**Task to carry out:** Review the lines that follow and copy each one that contains the word "Production".

**Dataset records:**
= = =
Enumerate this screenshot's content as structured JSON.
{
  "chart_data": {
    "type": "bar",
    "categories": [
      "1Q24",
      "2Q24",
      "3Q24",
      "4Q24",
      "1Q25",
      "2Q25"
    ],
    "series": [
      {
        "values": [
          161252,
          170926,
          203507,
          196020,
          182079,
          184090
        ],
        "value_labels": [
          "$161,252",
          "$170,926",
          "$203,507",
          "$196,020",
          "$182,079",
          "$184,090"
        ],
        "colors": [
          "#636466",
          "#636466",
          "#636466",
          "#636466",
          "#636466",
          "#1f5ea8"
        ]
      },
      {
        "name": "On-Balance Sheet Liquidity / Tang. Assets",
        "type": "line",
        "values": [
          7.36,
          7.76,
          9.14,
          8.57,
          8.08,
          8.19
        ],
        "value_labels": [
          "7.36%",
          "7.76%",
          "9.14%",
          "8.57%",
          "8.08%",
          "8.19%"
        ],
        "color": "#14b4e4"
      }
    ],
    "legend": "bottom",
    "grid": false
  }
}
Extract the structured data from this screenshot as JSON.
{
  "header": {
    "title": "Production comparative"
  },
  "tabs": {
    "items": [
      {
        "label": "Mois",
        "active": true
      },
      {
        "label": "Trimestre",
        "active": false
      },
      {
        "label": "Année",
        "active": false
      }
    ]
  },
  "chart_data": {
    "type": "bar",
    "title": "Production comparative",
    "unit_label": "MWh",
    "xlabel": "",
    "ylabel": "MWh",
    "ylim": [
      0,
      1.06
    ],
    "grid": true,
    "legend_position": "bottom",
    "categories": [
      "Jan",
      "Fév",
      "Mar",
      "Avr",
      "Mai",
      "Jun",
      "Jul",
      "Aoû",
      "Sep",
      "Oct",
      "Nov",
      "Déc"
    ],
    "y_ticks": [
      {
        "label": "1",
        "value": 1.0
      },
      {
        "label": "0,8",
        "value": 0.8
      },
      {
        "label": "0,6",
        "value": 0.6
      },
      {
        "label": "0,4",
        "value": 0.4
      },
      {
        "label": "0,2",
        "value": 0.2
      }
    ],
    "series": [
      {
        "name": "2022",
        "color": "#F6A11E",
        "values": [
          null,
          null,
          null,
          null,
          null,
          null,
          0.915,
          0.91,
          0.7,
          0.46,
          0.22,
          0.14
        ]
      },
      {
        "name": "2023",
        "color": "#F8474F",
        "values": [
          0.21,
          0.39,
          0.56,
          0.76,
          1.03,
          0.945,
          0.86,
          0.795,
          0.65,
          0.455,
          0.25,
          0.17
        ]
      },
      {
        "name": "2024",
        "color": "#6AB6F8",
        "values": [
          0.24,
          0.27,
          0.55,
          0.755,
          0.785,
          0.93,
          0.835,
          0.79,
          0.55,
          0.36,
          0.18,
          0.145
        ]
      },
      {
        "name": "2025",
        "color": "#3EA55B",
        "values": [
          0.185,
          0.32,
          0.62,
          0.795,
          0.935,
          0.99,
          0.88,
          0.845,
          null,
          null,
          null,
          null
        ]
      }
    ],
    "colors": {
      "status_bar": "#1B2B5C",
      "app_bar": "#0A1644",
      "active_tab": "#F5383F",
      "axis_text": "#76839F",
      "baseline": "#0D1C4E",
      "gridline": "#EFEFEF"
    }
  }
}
= = =
**Exercise solution:**
    "title": "Production comparative"
    "title": "Production comparative",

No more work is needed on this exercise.